++++ DATA SHOWN ++++

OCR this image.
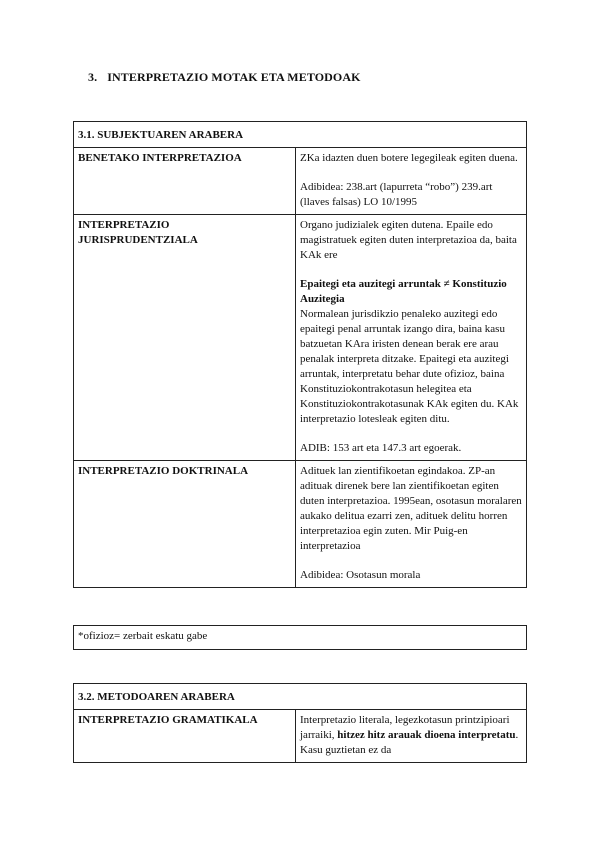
3. INTERPRETAZIO MOTAK ETA METODOAK
3.1. SUBJEKTUAREN ARABERA	
BENETAKO INTERPRETAZIOA	ZKa idazten duen botere legegileak egiten duena.

Adibidea: 238.art (lapurreta “robo”) 239.art (llaves falsas) LO 10/1995

INTERPRETAZIO JURISPRUDENTZIALA	Organo judizialek egiten dutena. Epaile edo magistratuek egiten duten interpretazioa da, baita KAk ere

Epaitegi eta auzitegi arruntak ≠ Konstituzio Auzitegia

Normalean jurisdikzio penaleko auzitegi edo epaitegi penal arruntak izango dira, baina kasu batzuetan KAra iristen denean berak ere arau penalak interpreta ditzake. Epaitegi eta auzitegi arruntak, interpretatu behar dute ofizioz, baina Konstituziokontrakotasun helegitea eta Konstituziokontrakotasunak KAk egiten du. KAk interpretazio lotesleak egiten ditu.

ADIB: 153 art eta 147.3 art egoerak.

INTERPRETAZIO DOKTRINALA	Adituek lan zientifikoetan egindakoa. ZP-an adituak direnek bere lan zientifikoetan egiten duten interpretazioa. 1995ean, osotasun moralaren aukako delitua ezarri zen, adituek delitu horren interpretazioa egin zuten. Mir Puig-en interpretazioa

Adibidea: Osotasun morala

*ofizioz= zerbait eskatu gabe
3.2. METODOAREN ARABERA
INTERPRETAZIO GRAMATIKALA	Interpretazio literala, legezkotasun printzipioari jarraiki, hitzez hitz arauak dioena interpretatu. Kasu guztietan ez da
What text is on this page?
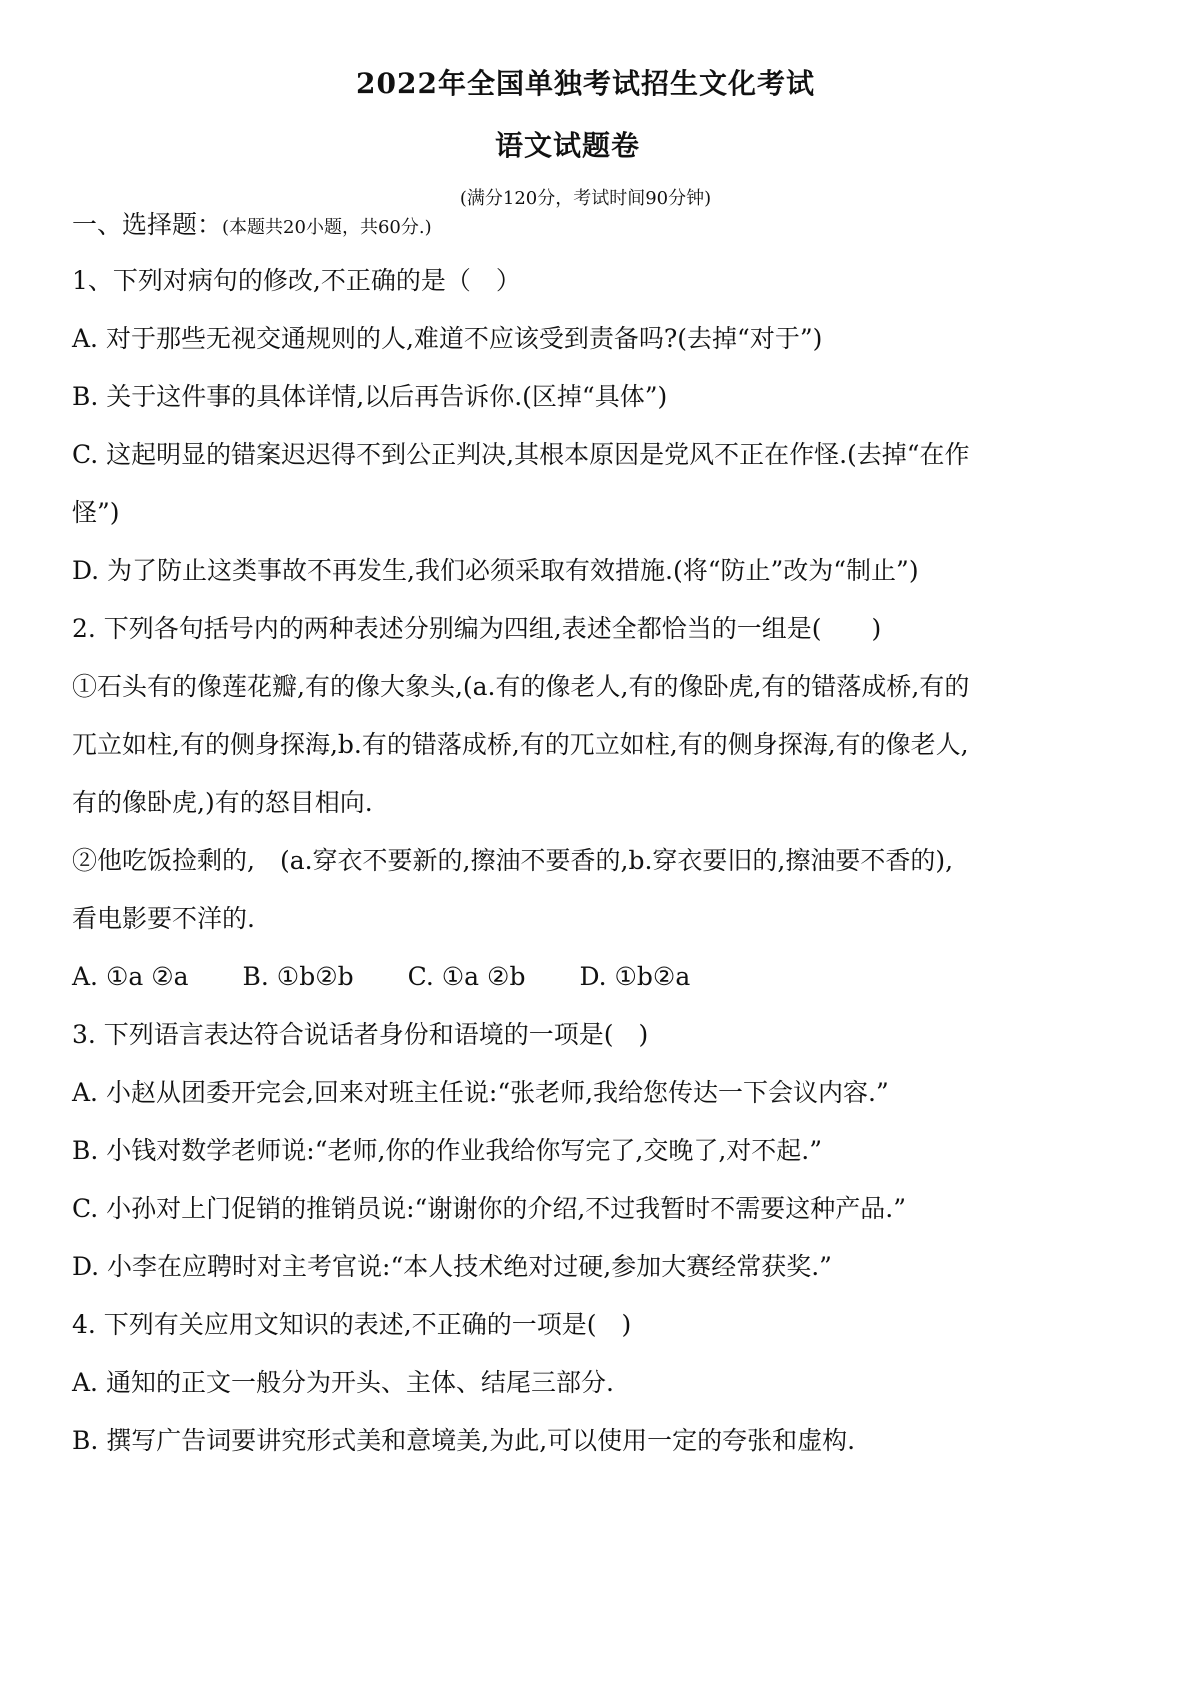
2022年全国单独考试招生文化考试
语文试题卷
(满分120分，考试时间90分钟)
一、选择题：(本题共20小题，共60分.)
1、下列对病句的修改,不正确的是（　）
A. 对于那些无视交通规则的人,难道不应该受到责备吗?(去掉“对于”)
B. 关于这件事的具体详情,以后再告诉你.(区掉“具体”)
C. 这起明显的错案迟迟得不到公正判决,其根本原因是党风不正在作怪.(去掉“在作
怪”)
D. 为了防止这类事故不再发生,我们必须采取有效措施.(将“防止”改为“制止”)
2. 下列各句括号内的两种表述分别编为四组,表述全都恰当的一组是(　　)
①石头有的像莲花瓣,有的像大象头,(a.有的像老人,有的像卧虎,有的错落成桥,有的
兀立如柱,有的侧身探海,b.有的错落成桥,有的兀立如柱,有的侧身探海,有的像老人,
有的像卧虎,)有的怒目相向.
②他吃饭捡剩的,　(a.穿衣不要新的,擦油不要香的,b.穿衣要旧的,擦油要不香的),
看电影要不洋的.
A. ①a ②a B. ①b②b C. ①a ②b D. ①b②a
3. 下列语言表达符合说话者身份和语境的一项是(　)
A. 小赵从团委开完会,回来对班主任说:“张老师,我给您传达一下会议内容.”
B. 小钱对数学老师说:“老师,你的作业我给你写完了,交晚了,对不起.”
C. 小孙对上门促销的推销员说:“谢谢你的介绍,不过我暂时不需要这种产品.”
D. 小李在应聘时对主考官说:“本人技术绝对过硬,参加大赛经常获奖.”
4. 下列有关应用文知识的表述,不正确的一项是(　)
A. 通知的正文一般分为开头、主体、结尾三部分.
B. 撰写广告词要讲究形式美和意境美,为此,可以使用一定的夸张和虚构.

++++

Copy each line from the records above that includes the string "auzitegi".

## THE REPLY
Epaitegi eta auzitegi arruntak ≠ Konstituzio Auzitegia
Normalean jurisdikzio penaleko auzitegi edo epaitegi penal arruntak izango dira, baina kasu batzuetan KAra iristen denean berak ere arau penalak interpreta ditzake. Epaitegi eta auzitegi arruntak, interpretatu behar dute ofizioz, baina Konstituziokontrakotasun helegitea eta Konstituziokontrakotasunak KAk egiten du. KAk interpretazio lotesleak egiten ditu.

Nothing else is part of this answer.